* _WHAT NEEDS TO BE DONE_
Give the number of lines that include the string "LUTs", nothing more.

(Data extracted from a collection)
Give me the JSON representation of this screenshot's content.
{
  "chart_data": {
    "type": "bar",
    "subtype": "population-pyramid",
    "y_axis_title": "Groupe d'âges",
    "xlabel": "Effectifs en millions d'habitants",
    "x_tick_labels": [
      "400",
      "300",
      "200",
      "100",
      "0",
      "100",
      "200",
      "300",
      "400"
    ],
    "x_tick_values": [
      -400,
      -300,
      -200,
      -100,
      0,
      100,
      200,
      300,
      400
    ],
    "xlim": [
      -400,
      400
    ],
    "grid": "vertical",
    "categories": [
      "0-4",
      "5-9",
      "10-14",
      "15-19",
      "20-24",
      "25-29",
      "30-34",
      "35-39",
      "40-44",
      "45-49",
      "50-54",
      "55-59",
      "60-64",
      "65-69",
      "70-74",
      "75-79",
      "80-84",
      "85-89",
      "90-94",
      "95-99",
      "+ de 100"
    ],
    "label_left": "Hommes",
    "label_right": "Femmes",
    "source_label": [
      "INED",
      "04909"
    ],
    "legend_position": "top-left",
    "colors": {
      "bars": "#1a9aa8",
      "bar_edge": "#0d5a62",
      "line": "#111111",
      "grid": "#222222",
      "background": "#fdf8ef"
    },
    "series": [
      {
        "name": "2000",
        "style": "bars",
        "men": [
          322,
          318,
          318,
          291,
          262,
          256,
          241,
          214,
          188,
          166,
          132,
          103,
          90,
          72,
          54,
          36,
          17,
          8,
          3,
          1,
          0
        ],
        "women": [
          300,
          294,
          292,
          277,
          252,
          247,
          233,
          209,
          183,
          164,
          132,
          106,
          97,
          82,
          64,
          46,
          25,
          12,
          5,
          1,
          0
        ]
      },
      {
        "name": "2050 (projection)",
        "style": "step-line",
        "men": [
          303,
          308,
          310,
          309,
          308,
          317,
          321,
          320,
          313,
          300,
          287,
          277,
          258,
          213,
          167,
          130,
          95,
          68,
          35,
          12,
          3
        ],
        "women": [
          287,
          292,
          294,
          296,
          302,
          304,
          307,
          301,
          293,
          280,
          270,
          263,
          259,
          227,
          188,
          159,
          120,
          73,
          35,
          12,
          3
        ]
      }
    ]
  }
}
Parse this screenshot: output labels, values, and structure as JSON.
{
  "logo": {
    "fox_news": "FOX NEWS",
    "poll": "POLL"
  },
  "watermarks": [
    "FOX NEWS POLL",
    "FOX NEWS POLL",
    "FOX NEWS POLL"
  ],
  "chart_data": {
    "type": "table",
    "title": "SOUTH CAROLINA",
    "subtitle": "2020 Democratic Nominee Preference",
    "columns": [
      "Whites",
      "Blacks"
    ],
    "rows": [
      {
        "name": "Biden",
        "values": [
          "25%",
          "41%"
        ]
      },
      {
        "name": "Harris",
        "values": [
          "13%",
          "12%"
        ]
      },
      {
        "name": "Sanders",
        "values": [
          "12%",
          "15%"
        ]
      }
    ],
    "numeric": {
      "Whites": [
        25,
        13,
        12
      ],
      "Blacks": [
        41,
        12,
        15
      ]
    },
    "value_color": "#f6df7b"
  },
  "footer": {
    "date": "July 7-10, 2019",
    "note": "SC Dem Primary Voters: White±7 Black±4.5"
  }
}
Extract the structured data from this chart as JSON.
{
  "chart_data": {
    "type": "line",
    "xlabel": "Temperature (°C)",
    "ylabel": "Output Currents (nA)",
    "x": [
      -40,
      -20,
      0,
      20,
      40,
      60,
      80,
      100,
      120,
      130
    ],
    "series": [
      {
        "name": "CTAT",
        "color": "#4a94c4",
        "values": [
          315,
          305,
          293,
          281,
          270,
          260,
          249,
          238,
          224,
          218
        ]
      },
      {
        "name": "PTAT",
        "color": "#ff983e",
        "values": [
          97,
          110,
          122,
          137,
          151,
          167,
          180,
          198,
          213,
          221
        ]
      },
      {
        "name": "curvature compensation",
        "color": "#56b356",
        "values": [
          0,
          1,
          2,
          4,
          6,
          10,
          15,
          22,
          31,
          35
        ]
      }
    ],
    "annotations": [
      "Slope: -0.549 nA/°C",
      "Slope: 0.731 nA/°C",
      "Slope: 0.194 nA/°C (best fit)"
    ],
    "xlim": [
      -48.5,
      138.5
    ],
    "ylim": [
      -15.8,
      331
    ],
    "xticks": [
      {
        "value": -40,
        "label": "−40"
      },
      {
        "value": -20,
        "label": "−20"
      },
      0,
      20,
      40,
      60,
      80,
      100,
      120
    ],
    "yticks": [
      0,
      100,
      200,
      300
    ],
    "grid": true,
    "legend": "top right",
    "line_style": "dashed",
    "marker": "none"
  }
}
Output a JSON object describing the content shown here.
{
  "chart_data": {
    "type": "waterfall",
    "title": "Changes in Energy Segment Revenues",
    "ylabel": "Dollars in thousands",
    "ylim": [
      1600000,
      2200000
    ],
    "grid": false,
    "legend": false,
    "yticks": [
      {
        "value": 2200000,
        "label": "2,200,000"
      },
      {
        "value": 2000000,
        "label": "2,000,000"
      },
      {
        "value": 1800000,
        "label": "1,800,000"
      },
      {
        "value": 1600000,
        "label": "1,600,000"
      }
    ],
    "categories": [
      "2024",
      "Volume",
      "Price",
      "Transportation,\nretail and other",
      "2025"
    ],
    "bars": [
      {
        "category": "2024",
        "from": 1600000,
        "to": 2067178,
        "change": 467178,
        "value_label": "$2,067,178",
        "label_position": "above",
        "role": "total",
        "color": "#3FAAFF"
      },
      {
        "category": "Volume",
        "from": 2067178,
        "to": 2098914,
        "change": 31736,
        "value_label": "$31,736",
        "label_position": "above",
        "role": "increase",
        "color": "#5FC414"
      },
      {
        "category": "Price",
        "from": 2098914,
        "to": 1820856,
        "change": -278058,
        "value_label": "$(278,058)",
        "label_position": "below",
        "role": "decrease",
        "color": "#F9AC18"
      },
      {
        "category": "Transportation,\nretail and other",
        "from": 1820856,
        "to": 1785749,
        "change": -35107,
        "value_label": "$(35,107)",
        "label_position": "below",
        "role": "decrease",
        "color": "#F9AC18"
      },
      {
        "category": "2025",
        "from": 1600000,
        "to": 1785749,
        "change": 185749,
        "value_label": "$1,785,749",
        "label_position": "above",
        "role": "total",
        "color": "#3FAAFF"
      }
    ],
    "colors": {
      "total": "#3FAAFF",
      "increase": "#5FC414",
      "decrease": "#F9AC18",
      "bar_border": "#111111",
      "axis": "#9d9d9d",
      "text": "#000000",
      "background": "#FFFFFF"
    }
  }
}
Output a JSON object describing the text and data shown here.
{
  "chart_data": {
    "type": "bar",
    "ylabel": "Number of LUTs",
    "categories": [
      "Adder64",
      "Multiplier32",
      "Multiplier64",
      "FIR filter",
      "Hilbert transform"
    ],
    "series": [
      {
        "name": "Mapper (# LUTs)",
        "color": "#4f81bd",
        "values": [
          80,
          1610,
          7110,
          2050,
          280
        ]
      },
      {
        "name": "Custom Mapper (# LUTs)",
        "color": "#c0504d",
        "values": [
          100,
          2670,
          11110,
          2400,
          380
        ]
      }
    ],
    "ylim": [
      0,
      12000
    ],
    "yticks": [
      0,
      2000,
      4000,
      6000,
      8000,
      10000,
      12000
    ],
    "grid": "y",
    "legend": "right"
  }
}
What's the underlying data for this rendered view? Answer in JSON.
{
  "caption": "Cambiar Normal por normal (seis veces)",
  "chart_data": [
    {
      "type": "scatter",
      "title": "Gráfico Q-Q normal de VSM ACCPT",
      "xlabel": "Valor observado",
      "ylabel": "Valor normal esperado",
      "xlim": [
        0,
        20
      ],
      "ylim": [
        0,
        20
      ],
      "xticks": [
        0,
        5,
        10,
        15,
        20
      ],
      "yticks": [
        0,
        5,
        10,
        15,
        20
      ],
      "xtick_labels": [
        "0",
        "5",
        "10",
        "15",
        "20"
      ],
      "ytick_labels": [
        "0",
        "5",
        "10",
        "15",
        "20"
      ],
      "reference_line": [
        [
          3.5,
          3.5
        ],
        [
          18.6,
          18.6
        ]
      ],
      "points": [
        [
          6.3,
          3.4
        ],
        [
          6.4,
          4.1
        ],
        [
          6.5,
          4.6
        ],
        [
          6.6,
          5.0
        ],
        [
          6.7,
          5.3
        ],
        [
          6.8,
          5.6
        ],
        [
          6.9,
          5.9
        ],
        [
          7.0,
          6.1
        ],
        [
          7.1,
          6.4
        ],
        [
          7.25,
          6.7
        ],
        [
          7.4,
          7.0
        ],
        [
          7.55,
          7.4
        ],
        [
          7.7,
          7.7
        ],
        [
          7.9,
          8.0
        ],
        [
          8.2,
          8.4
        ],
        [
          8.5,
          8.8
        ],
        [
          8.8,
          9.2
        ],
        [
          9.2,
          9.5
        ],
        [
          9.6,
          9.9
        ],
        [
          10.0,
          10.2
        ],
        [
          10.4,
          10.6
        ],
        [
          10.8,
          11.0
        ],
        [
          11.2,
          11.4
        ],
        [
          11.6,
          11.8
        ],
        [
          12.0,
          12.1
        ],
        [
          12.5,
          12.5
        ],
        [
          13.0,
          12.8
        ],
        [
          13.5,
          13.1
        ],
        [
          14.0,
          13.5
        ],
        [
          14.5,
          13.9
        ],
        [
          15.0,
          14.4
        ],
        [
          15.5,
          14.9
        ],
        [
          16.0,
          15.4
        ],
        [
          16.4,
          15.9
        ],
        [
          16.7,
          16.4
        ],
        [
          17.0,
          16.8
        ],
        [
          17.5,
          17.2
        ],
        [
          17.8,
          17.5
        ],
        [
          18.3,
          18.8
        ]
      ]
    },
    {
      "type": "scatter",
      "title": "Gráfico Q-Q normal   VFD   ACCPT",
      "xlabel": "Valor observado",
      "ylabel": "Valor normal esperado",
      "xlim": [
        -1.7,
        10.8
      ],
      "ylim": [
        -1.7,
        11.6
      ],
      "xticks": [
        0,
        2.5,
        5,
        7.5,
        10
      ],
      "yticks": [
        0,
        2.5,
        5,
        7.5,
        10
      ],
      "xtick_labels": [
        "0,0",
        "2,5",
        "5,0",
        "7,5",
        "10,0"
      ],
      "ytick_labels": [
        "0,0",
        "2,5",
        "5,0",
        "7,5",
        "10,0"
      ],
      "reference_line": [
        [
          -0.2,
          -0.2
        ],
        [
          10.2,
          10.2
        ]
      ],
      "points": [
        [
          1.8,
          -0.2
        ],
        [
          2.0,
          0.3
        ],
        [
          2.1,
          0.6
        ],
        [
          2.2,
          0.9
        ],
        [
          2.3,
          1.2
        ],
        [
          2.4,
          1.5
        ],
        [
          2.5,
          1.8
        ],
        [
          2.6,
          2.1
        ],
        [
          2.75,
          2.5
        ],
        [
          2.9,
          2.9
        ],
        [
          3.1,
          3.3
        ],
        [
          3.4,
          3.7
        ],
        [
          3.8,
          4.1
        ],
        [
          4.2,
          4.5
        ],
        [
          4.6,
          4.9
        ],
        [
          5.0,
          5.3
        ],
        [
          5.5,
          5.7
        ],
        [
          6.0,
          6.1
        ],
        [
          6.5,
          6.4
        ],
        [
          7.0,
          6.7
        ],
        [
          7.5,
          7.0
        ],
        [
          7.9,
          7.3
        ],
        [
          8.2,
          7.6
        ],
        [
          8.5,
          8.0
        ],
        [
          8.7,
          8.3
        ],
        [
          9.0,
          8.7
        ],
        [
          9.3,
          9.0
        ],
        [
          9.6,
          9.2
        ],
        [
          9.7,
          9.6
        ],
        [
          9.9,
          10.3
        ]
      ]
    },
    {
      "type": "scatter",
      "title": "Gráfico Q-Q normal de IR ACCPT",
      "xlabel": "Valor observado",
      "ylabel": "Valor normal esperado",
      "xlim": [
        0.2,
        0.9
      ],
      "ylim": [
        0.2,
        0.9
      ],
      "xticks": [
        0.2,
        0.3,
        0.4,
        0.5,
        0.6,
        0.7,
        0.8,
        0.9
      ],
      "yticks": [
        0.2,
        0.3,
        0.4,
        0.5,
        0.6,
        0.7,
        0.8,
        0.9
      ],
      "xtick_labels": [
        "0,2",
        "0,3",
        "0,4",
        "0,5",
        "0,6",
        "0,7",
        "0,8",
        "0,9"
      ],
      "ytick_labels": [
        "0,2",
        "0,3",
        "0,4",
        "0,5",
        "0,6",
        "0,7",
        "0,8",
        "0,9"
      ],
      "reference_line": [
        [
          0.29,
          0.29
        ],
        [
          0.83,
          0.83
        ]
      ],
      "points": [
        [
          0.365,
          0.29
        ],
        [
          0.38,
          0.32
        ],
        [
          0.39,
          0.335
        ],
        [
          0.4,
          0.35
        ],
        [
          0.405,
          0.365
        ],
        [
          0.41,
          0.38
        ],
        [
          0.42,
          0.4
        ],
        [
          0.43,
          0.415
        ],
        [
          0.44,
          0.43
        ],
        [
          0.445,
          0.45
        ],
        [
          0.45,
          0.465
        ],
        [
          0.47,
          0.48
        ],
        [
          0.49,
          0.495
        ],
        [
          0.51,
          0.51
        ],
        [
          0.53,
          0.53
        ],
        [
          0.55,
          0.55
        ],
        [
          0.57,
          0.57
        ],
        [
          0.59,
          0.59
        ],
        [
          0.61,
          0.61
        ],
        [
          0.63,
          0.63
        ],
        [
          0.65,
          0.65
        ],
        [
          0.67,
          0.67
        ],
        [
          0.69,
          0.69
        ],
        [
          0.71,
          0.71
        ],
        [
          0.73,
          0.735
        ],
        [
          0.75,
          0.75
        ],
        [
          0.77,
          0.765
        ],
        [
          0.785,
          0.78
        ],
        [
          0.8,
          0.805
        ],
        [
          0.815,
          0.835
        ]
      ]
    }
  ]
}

* _THE RESPONSE_
3